*THE REQUEST*: Reproduce all the items below unchanged, except that every occurrence of "#sprocket" is replaced with "#releases".

## Start

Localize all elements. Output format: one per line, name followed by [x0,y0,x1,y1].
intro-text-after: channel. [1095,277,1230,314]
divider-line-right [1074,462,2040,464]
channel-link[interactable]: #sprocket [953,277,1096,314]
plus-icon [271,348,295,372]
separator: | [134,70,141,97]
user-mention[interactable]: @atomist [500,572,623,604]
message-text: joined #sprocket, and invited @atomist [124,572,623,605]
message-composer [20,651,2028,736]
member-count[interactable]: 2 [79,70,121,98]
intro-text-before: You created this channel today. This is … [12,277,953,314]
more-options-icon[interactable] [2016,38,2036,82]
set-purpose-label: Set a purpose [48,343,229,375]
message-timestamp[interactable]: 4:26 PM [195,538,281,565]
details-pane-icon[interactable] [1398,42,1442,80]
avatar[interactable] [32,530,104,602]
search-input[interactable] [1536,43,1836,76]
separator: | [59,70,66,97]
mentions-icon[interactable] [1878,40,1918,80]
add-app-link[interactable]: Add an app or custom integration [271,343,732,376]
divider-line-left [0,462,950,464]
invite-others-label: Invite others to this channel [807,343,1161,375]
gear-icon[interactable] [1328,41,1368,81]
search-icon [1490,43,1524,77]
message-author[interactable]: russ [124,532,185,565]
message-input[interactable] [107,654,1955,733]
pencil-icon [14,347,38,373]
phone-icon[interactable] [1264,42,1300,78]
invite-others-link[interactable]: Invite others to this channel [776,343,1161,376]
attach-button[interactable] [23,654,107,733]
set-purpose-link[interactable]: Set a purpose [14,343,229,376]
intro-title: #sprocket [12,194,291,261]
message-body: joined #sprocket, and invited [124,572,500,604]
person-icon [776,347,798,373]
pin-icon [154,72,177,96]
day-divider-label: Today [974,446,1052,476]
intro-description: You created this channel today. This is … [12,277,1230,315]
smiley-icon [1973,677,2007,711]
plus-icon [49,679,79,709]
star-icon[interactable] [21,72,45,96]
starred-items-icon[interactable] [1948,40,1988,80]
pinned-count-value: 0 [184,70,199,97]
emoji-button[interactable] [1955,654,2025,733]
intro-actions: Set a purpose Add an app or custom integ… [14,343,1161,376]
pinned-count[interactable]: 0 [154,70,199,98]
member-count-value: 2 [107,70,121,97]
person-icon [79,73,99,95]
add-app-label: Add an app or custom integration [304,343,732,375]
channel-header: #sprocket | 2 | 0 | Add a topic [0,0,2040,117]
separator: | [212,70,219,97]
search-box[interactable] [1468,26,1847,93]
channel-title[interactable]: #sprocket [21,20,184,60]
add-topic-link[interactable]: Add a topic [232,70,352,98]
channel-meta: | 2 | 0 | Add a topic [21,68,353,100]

## End

*RESULT OF THE TASK*:
Localize all elements. Output format: one per line, name followed by [x0,y0,x1,y1].
intro-text-after: channel. [1095,277,1230,314]
divider-line-right [1074,462,2040,464]
channel-link[interactable]: #releases [953,277,1096,314]
plus-icon [271,348,295,372]
separator: | [134,70,141,97]
user-mention[interactable]: @atomist [500,572,623,604]
message-text: joined #releases, and invited @atomist [124,572,623,605]
message-composer [20,651,2028,736]
member-count[interactable]: 2 [79,70,121,98]
intro-text-before: You created this channel today. This is … [12,277,953,314]
more-options-icon[interactable] [2016,38,2036,82]
set-purpose-label: Set a purpose [48,343,229,375]
message-timestamp[interactable]: 4:26 PM [195,538,281,565]
details-pane-icon[interactable] [1398,42,1442,80]
avatar[interactable] [32,530,104,602]
search-input[interactable] [1536,43,1836,76]
separator: | [59,70,66,97]
mentions-icon[interactable] [1878,40,1918,80]
add-app-link[interactable]: Add an app or custom integration [271,343,732,376]
divider-line-left [0,462,950,464]
invite-others-label: Invite others to this channel [807,343,1161,375]
gear-icon[interactable] [1328,41,1368,81]
search-icon [1490,43,1524,77]
message-author[interactable]: russ [124,532,185,565]
message-input[interactable] [107,654,1955,733]
pencil-icon [14,347,38,373]
phone-icon[interactable] [1264,42,1300,78]
invite-others-link[interactable]: Invite others to this channel [776,343,1161,376]
attach-button[interactable] [23,654,107,733]
set-purpose-link[interactable]: Set a purpose [14,343,229,376]
intro-title: #releases [12,194,291,261]
message-body: joined #releases, and invited [124,572,500,604]
person-icon [776,347,798,373]
pin-icon [154,72,177,96]
day-divider-label: Today [974,446,1052,476]
intro-description: You created this channel today. This is … [12,277,1230,315]
smiley-icon [1973,677,2007,711]
plus-icon [49,679,79,709]
star-icon[interactable] [21,72,45,96]
starred-items-icon[interactable] [1948,40,1988,80]
pinned-count-value: 0 [184,70,199,97]
emoji-button[interactable] [1955,654,2025,733]
intro-actions: Set a purpose Add an app or custom integ… [14,343,1161,376]
pinned-count[interactable]: 0 [154,70,199,98]
member-count-value: 2 [107,70,121,97]
person-icon [79,73,99,95]
add-app-label: Add an app or custom integration [304,343,732,375]
channel-header: #releases | 2 | 0 | Add a topic [0,0,2040,117]
separator: | [212,70,219,97]
search-box[interactable] [1468,26,1847,93]
channel-title[interactable]: #releases [21,20,184,60]
add-topic-link[interactable]: Add a topic [232,70,352,98]
channel-meta: | 2 | 0 | Add a topic [21,68,353,100]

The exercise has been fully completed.